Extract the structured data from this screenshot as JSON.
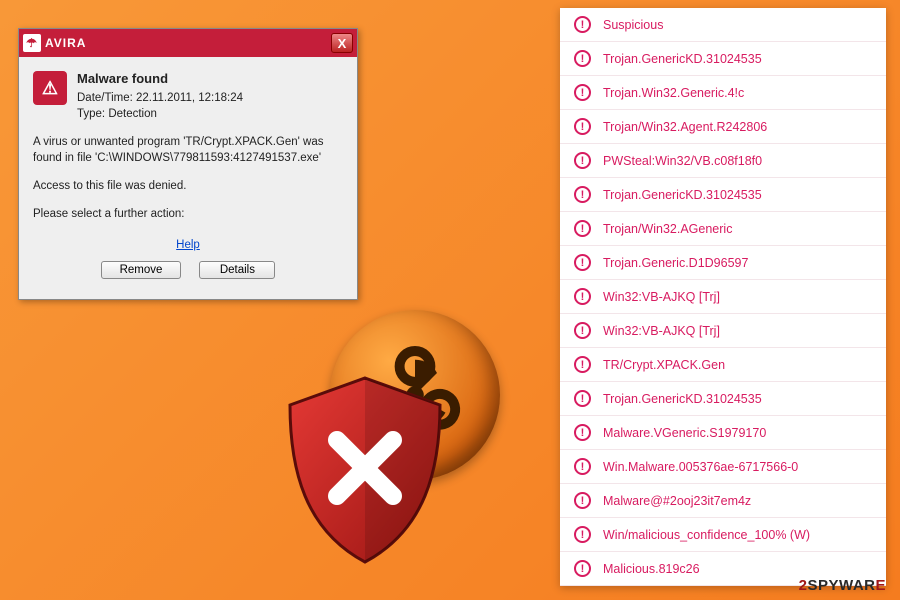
{
  "dialog": {
    "brand": "AVIRA",
    "title": "Malware found",
    "datetime_label": "Date/Time: 22.11.2011, 12:18:24",
    "type_label": "Type: Detection",
    "message1": "A virus or unwanted program 'TR/Crypt.XPACK.Gen' was found in file 'C:\\WINDOWS\\779811593:4127491537.exe'",
    "message2": "Access to this file was denied.",
    "message3": "Please select a further action:",
    "help_label": "Help",
    "remove_label": "Remove",
    "details_label": "Details",
    "close_label": "X"
  },
  "detections": [
    "Suspicious",
    "Trojan.GenericKD.31024535",
    "Trojan.Win32.Generic.4!c",
    "Trojan/Win32.Agent.R242806",
    "PWSteal:Win32/VB.c08f18f0",
    "Trojan.GenericKD.31024535",
    "Trojan/Win32.AGeneric",
    "Trojan.Generic.D1D96597",
    "Win32:VB-AJKQ [Trj]",
    "Win32:VB-AJKQ [Trj]",
    "TR/Crypt.XPACK.Gen",
    "Trojan.GenericKD.31024535",
    "Malware.VGeneric.S1979170",
    "Win.Malware.005376ae-6717566-0",
    "Malware@#2ooj23it7em4z",
    "Win/malicious_confidence_100% (W)",
    "Malicious.819c26"
  ],
  "watermark": {
    "part1": "2",
    "part2": "SPYWAR",
    "part3": "E"
  }
}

EXERCISE INSTRUCTIONS.
Using the data above, report the number of lines that contain the string "this", and only that number.

TASK SOLUTION.
2